◆ **Exercise objective**: Only the number is wanted: count the lines that contain "during".

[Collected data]
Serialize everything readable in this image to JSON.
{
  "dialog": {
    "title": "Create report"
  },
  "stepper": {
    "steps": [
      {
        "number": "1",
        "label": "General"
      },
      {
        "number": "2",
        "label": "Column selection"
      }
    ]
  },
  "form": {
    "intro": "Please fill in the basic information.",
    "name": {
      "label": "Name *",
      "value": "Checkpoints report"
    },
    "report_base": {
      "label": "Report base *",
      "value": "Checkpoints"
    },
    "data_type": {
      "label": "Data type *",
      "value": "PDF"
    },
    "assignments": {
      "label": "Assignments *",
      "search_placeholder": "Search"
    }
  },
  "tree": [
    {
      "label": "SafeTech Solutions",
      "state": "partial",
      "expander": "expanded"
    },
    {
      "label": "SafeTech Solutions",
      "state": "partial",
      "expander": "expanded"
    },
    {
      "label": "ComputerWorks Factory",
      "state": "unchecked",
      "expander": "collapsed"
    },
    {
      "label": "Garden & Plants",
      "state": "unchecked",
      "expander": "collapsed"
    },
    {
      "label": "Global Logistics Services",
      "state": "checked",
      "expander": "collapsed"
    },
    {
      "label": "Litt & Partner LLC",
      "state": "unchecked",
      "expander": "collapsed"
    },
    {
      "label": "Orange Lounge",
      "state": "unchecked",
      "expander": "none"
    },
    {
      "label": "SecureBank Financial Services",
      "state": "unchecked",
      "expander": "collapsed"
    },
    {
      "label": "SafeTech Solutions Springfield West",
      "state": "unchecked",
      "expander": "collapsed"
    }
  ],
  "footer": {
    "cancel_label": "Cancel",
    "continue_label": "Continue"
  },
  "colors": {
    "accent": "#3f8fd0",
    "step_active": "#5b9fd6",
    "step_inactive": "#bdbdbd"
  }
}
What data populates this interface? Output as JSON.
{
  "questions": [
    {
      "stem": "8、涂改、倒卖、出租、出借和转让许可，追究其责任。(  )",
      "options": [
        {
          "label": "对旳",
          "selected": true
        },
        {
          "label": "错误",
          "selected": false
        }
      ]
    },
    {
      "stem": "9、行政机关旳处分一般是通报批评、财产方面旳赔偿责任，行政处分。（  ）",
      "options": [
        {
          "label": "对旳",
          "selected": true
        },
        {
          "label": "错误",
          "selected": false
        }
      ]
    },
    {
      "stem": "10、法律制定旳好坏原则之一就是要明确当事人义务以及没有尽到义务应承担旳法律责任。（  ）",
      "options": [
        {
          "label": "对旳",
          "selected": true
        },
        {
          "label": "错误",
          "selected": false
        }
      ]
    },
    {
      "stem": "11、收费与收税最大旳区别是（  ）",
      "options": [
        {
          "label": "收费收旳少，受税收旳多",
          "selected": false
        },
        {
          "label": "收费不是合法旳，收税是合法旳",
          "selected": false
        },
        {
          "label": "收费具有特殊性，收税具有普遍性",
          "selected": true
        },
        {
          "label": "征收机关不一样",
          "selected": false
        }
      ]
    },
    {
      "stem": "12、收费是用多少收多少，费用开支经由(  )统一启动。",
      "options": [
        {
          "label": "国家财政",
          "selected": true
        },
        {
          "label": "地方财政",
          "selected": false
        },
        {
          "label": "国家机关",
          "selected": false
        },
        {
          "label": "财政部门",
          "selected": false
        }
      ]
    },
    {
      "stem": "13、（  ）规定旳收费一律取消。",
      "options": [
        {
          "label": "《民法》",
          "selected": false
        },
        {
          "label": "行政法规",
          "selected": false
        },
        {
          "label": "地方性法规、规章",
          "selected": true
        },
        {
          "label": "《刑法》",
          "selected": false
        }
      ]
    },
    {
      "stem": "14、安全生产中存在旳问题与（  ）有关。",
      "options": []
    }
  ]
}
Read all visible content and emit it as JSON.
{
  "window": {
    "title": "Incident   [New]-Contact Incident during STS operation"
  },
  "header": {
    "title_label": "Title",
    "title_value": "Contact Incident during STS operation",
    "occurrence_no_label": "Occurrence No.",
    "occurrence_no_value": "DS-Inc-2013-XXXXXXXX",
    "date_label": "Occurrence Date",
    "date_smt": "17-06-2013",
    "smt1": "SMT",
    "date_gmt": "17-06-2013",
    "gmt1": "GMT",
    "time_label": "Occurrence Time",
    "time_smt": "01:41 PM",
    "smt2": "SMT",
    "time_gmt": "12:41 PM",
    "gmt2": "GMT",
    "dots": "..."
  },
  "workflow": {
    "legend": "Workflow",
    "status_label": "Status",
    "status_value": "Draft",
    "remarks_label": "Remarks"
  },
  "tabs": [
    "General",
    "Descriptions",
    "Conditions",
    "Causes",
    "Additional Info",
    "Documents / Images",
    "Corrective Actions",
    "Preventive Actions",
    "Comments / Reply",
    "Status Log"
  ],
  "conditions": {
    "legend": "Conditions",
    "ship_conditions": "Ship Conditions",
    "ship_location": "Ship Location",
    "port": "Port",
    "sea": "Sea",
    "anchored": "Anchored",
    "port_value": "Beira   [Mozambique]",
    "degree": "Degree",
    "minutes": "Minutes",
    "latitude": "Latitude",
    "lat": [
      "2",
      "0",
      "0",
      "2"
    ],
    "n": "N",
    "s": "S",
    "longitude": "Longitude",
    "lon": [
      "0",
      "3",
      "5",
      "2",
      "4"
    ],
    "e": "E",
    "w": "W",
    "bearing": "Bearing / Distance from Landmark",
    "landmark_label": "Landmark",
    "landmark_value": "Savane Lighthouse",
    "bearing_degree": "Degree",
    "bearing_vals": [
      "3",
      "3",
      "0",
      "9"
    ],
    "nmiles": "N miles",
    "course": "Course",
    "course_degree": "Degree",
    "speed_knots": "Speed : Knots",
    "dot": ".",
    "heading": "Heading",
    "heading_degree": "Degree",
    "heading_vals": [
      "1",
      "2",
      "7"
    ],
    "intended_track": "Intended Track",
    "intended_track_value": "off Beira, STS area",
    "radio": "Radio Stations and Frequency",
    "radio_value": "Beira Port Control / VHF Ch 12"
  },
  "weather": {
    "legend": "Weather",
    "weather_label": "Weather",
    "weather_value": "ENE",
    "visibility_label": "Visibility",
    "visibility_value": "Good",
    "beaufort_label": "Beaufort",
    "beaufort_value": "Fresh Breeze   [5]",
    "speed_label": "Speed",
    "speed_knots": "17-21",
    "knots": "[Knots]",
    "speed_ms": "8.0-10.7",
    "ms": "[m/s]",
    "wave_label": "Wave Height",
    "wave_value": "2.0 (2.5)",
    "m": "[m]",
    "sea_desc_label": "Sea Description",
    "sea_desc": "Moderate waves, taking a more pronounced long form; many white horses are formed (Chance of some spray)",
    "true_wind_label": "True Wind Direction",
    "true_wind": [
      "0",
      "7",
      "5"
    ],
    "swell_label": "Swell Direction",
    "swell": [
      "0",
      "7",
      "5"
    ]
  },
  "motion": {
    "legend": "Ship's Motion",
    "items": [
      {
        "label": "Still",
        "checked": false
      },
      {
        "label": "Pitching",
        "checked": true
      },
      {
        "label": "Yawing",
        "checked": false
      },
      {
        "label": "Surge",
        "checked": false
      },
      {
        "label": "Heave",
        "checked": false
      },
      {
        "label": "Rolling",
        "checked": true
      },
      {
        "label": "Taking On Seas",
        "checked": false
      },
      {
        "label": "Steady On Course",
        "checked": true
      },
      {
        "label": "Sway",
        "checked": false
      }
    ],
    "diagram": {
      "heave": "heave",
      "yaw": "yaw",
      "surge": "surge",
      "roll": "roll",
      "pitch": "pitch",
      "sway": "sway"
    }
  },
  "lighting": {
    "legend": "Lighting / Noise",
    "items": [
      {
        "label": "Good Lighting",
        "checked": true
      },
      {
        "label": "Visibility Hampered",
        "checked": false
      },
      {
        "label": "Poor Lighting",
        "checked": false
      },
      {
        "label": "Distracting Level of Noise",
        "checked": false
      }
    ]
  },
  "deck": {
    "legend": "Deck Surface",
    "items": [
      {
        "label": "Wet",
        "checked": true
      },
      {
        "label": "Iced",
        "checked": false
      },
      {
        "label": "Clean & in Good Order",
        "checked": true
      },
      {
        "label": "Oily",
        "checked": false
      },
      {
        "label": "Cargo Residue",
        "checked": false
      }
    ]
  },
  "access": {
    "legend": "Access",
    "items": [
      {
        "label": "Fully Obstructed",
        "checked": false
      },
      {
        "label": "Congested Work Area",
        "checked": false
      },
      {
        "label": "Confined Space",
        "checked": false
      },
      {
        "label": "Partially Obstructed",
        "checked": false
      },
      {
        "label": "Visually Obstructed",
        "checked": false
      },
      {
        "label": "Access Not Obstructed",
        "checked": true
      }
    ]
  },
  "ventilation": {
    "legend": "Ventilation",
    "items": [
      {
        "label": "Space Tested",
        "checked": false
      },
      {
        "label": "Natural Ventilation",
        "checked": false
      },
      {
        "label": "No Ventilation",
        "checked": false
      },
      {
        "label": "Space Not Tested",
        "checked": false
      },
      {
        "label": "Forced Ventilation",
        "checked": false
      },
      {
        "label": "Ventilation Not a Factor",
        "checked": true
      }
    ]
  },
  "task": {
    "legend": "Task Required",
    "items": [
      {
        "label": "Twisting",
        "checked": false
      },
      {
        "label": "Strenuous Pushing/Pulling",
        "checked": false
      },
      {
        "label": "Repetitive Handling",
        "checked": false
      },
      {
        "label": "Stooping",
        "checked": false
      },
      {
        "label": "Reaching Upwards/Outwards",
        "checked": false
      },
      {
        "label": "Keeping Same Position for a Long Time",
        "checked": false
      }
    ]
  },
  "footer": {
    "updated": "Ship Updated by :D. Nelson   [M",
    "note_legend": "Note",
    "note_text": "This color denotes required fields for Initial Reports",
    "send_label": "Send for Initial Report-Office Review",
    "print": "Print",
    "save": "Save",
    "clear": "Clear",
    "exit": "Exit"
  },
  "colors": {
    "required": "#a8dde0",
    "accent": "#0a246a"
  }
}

◆ **Solution for this exercise**: 2